● GIVEN REQUEST
Write out all the data again, exactly as it stands.

● RECORDED INFORMATION
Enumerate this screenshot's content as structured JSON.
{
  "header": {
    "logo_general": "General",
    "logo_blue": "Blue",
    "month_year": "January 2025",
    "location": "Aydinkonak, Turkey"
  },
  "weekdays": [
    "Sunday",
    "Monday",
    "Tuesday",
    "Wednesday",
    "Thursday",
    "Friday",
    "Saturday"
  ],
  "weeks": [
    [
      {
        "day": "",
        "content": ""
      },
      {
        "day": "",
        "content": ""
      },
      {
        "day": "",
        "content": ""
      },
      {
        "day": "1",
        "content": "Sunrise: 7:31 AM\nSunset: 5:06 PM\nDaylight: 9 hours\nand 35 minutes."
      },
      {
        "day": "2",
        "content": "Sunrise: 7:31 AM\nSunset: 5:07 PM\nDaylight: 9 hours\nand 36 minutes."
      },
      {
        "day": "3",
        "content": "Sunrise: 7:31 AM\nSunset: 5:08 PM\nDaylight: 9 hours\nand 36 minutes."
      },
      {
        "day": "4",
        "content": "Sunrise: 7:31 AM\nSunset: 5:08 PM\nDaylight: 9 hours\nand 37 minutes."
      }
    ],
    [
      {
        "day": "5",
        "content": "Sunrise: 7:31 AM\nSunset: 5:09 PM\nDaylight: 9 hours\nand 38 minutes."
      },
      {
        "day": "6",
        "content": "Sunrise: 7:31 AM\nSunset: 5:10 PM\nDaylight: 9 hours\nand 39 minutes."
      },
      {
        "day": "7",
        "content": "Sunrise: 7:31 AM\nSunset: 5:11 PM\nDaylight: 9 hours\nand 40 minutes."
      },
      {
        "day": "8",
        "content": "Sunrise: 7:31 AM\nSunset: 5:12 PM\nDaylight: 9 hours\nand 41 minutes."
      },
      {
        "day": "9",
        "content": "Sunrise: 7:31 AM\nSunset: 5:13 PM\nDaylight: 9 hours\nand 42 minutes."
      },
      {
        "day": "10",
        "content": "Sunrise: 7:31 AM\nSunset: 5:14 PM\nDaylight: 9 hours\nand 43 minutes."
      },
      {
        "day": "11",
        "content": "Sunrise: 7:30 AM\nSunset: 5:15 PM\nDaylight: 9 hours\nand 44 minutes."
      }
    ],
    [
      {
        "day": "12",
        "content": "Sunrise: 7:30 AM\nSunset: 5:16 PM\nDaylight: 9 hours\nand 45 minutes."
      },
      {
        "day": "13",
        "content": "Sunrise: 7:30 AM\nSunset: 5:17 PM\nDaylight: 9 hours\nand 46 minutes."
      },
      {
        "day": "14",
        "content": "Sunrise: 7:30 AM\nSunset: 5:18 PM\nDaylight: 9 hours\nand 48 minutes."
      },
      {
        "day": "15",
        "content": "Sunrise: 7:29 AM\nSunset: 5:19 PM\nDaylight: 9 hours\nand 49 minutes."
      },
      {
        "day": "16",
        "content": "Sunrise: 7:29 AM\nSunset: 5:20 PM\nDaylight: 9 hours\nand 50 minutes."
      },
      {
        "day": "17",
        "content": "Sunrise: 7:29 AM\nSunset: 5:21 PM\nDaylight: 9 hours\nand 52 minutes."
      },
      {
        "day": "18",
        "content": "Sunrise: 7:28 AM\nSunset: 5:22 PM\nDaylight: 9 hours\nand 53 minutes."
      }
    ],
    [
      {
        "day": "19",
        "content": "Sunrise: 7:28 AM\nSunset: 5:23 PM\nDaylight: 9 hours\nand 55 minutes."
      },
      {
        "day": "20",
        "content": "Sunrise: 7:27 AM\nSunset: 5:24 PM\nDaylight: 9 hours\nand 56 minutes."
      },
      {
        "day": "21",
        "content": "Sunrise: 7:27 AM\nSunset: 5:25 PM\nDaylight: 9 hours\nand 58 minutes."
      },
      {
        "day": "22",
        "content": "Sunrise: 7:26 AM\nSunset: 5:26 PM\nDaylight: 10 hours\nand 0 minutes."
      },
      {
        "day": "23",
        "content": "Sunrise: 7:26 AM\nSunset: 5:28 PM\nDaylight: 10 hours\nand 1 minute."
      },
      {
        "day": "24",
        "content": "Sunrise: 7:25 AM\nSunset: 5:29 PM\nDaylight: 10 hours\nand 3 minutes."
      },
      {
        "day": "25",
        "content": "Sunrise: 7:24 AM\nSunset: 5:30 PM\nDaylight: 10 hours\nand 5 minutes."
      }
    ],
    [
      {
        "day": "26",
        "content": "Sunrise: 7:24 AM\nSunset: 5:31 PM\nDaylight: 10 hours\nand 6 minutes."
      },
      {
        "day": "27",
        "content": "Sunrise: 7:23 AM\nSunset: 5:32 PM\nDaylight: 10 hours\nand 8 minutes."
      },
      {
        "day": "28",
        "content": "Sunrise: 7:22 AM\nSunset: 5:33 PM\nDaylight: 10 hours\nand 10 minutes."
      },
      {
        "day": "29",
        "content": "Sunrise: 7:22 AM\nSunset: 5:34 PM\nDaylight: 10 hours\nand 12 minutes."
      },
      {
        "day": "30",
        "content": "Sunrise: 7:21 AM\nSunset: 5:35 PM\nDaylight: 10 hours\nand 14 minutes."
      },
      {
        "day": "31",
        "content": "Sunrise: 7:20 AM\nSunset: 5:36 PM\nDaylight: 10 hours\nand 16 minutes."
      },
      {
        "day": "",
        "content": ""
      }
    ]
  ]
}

● ANSWER TO THIS PROBLEM
Enumerate this screenshot's content as structured JSON.
{
  "header": {
    "logo_general": "General",
    "logo_blue": "Blue",
    "month_year": "January 2025",
    "location": "Aydinkonak, Turkey"
  },
  "weekdays": [
    "Sunday",
    "Monday",
    "Tuesday",
    "Wednesday",
    "Thursday",
    "Friday",
    "Saturday"
  ],
  "weeks": [
    [
      {
        "day": "",
        "content": ""
      },
      {
        "day": "",
        "content": ""
      },
      {
        "day": "",
        "content": ""
      },
      {
        "day": "1",
        "content": "Sunrise: 7:31 AM\nSunset: 5:06 PM\nDaylight: 9 hours\nand 35 minutes."
      },
      {
        "day": "2",
        "content": "Sunrise: 7:31 AM\nSunset: 5:07 PM\nDaylight: 9 hours\nand 36 minutes."
      },
      {
        "day": "3",
        "content": "Sunrise: 7:31 AM\nSunset: 5:08 PM\nDaylight: 9 hours\nand 36 minutes."
      },
      {
        "day": "4",
        "content": "Sunrise: 7:31 AM\nSunset: 5:08 PM\nDaylight: 9 hours\nand 37 minutes."
      }
    ],
    [
      {
        "day": "5",
        "content": "Sunrise: 7:31 AM\nSunset: 5:09 PM\nDaylight: 9 hours\nand 38 minutes."
      },
      {
        "day": "6",
        "content": "Sunrise: 7:31 AM\nSunset: 5:10 PM\nDaylight: 9 hours\nand 39 minutes."
      },
      {
        "day": "7",
        "content": "Sunrise: 7:31 AM\nSunset: 5:11 PM\nDaylight: 9 hours\nand 40 minutes."
      },
      {
        "day": "8",
        "content": "Sunrise: 7:31 AM\nSunset: 5:12 PM\nDaylight: 9 hours\nand 41 minutes."
      },
      {
        "day": "9",
        "content": "Sunrise: 7:31 AM\nSunset: 5:13 PM\nDaylight: 9 hours\nand 42 minutes."
      },
      {
        "day": "10",
        "content": "Sunrise: 7:31 AM\nSunset: 5:14 PM\nDaylight: 9 hours\nand 43 minutes."
      },
      {
        "day": "11",
        "content": "Sunrise: 7:30 AM\nSunset: 5:15 PM\nDaylight: 9 hours\nand 44 minutes."
      }
    ],
    [
      {
        "day": "12",
        "content": "Sunrise: 7:30 AM\nSunset: 5:16 PM\nDaylight: 9 hours\nand 45 minutes."
      },
      {
        "day": "13",
        "content": "Sunrise: 7:30 AM\nSunset: 5:17 PM\nDaylight: 9 hours\nand 46 minutes."
      },
      {
        "day": "14",
        "content": "Sunrise: 7:30 AM\nSunset: 5:18 PM\nDaylight: 9 hours\nand 48 minutes."
      },
      {
        "day": "15",
        "content": "Sunrise: 7:29 AM\nSunset: 5:19 PM\nDaylight: 9 hours\nand 49 minutes."
      },
      {
        "day": "16",
        "content": "Sunrise: 7:29 AM\nSunset: 5:20 PM\nDaylight: 9 hours\nand 50 minutes."
      },
      {
        "day": "17",
        "content": "Sunrise: 7:29 AM\nSunset: 5:21 PM\nDaylight: 9 hours\nand 52 minutes."
      },
      {
        "day": "18",
        "content": "Sunrise: 7:28 AM\nSunset: 5:22 PM\nDaylight: 9 hours\nand 53 minutes."
      }
    ],
    [
      {
        "day": "19",
        "content": "Sunrise: 7:28 AM\nSunset: 5:23 PM\nDaylight: 9 hours\nand 55 minutes."
      },
      {
        "day": "20",
        "content": "Sunrise: 7:27 AM\nSunset: 5:24 PM\nDaylight: 9 hours\nand 56 minutes."
      },
      {
        "day": "21",
        "content": "Sunrise: 7:27 AM\nSunset: 5:25 PM\nDaylight: 9 hours\nand 58 minutes."
      },
      {
        "day": "22",
        "content": "Sunrise: 7:26 AM\nSunset: 5:26 PM\nDaylight: 10 hours\nand 0 minutes."
      },
      {
        "day": "23",
        "content": "Sunrise: 7:26 AM\nSunset: 5:28 PM\nDaylight: 10 hours\nand 1 minute."
      },
      {
        "day": "24",
        "content": "Sunrise: 7:25 AM\nSunset: 5:29 PM\nDaylight: 10 hours\nand 3 minutes."
      },
      {
        "day": "25",
        "content": "Sunrise: 7:24 AM\nSunset: 5:30 PM\nDaylight: 10 hours\nand 5 minutes."
      }
    ],
    [
      {
        "day": "26",
        "content": "Sunrise: 7:24 AM\nSunset: 5:31 PM\nDaylight: 10 hours\nand 6 minutes."
      },
      {
        "day": "27",
        "content": "Sunrise: 7:23 AM\nSunset: 5:32 PM\nDaylight: 10 hours\nand 8 minutes."
      },
      {
        "day": "28",
        "content": "Sunrise: 7:22 AM\nSunset: 5:33 PM\nDaylight: 10 hours\nand 10 minutes."
      },
      {
        "day": "29",
        "content": "Sunrise: 7:22 AM\nSunset: 5:34 PM\nDaylight: 10 hours\nand 12 minutes."
      },
      {
        "day": "30",
        "content": "Sunrise: 7:21 AM\nSunset: 5:35 PM\nDaylight: 10 hours\nand 14 minutes."
      },
      {
        "day": "31",
        "content": "Sunrise: 7:20 AM\nSunset: 5:36 PM\nDaylight: 10 hours\nand 16 minutes."
      },
      {
        "day": "",
        "content": ""
      }
    ]
  ]
}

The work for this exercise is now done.